▸ **Records from a data source**:
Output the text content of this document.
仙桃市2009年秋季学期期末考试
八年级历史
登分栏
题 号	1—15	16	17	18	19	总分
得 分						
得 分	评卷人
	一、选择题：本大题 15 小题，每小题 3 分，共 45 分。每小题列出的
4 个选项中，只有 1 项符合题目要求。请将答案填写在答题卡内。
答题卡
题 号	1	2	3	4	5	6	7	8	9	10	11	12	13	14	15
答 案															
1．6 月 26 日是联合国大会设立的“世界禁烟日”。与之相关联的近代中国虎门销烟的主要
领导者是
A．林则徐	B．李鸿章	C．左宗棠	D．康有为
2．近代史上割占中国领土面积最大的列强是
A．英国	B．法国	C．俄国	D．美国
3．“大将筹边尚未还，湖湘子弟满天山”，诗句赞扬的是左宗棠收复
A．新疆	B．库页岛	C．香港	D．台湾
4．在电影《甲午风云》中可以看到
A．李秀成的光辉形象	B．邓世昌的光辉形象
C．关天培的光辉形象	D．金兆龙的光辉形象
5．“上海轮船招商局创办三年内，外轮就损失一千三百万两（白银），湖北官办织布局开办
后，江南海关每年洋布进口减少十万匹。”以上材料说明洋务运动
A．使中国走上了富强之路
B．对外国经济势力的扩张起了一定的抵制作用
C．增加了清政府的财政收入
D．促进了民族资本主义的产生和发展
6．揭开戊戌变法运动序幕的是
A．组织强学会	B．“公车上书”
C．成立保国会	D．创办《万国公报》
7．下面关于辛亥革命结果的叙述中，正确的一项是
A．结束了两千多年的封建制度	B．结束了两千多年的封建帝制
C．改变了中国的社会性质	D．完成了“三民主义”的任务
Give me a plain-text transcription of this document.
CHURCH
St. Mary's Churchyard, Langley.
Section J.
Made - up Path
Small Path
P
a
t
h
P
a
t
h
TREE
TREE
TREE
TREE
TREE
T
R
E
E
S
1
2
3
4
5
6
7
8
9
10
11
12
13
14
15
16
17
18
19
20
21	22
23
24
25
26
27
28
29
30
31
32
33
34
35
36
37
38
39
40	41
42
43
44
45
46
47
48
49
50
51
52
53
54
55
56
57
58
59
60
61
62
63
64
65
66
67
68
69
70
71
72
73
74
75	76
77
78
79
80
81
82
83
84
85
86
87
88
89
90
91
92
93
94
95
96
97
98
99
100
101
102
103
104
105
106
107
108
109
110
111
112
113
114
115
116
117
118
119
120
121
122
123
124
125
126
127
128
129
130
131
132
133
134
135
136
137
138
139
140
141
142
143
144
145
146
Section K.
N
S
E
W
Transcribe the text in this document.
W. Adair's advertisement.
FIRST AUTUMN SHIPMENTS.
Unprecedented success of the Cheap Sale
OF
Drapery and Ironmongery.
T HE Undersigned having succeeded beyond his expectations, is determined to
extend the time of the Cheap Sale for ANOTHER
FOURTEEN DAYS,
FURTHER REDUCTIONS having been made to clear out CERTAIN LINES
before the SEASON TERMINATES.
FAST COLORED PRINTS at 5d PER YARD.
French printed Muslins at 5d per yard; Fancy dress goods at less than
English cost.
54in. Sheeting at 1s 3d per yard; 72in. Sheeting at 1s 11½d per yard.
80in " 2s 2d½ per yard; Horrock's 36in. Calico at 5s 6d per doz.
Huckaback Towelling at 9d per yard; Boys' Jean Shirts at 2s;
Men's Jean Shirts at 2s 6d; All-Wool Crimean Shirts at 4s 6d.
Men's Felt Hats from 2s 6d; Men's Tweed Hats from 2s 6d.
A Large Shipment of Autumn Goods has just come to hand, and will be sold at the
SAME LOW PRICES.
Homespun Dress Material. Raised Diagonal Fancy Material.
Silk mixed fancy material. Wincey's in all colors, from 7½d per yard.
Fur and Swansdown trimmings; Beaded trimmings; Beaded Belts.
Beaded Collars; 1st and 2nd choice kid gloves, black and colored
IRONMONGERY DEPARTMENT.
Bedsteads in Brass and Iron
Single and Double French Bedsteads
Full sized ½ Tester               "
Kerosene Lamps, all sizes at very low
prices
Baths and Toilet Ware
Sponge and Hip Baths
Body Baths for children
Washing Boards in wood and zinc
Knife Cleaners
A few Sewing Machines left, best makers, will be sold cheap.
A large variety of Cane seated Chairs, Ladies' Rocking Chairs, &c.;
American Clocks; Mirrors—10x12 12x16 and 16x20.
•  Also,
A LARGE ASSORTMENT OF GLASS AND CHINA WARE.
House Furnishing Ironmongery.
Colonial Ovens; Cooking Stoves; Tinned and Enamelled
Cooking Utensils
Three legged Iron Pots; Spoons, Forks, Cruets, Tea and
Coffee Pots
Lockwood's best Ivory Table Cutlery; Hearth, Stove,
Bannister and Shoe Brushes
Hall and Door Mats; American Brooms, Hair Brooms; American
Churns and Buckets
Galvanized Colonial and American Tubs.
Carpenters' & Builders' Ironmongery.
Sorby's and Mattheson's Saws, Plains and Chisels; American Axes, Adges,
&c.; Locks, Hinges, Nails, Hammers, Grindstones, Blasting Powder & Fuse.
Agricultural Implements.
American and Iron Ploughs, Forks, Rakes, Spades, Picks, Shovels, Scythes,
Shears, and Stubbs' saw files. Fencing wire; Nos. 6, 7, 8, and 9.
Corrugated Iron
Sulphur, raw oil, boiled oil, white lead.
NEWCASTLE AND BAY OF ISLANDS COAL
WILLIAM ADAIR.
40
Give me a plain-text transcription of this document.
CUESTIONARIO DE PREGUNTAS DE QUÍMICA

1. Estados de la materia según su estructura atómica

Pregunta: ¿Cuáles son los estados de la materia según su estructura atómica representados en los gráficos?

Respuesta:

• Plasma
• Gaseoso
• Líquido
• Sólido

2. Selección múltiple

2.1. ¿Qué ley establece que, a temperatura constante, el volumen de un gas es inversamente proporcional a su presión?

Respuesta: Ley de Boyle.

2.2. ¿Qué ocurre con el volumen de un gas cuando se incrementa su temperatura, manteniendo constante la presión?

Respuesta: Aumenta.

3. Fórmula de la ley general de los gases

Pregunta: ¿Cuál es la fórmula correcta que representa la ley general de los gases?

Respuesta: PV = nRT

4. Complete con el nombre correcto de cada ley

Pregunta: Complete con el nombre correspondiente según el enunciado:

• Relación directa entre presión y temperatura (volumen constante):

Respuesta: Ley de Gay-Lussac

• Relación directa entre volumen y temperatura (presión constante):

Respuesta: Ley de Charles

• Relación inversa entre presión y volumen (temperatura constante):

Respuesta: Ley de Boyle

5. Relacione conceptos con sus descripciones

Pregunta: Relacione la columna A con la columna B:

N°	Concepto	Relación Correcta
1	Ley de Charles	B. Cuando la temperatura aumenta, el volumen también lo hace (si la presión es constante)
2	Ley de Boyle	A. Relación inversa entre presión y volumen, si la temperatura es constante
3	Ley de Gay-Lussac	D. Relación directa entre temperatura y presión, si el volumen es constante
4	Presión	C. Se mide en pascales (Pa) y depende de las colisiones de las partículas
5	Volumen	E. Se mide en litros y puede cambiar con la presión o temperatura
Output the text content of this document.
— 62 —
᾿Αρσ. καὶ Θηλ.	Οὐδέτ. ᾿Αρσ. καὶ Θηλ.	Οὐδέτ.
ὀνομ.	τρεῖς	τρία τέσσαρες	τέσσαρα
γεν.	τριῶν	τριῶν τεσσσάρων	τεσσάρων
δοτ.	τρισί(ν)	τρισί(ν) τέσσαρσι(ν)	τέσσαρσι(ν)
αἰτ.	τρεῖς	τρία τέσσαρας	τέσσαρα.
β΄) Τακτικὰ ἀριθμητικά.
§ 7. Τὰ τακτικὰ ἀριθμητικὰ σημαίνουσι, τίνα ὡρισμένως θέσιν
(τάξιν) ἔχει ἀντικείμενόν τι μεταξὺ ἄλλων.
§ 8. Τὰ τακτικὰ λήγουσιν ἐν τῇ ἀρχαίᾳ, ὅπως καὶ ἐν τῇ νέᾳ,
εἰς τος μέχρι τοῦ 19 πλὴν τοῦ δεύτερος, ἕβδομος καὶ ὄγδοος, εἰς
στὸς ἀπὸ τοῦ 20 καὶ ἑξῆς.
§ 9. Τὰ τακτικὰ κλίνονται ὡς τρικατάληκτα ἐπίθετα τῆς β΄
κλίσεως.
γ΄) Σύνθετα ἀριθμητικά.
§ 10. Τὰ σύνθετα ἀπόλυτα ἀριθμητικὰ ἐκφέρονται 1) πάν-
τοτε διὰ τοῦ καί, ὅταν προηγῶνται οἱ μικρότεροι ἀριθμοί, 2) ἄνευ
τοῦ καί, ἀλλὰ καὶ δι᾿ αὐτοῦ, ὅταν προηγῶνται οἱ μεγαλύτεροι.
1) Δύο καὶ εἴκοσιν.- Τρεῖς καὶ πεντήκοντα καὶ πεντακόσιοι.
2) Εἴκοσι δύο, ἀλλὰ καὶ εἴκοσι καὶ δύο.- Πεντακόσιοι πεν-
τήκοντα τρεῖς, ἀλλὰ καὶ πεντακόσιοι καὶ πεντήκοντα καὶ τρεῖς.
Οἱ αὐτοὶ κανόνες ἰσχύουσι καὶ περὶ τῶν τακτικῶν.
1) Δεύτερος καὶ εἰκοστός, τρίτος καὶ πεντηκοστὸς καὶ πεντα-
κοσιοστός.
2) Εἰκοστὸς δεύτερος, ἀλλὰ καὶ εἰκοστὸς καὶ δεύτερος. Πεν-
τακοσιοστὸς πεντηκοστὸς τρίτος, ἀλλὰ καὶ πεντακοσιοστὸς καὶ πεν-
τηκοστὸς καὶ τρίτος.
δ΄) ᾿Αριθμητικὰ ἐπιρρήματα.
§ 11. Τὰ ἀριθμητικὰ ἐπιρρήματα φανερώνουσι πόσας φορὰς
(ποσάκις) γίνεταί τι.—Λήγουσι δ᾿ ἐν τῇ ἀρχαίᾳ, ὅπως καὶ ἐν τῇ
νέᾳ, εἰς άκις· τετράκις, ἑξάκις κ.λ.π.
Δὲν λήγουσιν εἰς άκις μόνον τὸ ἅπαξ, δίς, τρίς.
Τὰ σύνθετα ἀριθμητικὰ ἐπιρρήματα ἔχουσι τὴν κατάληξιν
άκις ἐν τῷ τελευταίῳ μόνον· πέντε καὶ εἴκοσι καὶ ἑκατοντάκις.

▸ **TASK DESCRIPTION**: Go through the data and gather every line that holds "Lussac".

▸ **SOLUTION FOR THIS PROBLEM**:
Respuesta: Ley de Gay-Lussac
3	Ley de Gay-Lussac	D. Relación directa entre temperatura y presión, si el volumen es constante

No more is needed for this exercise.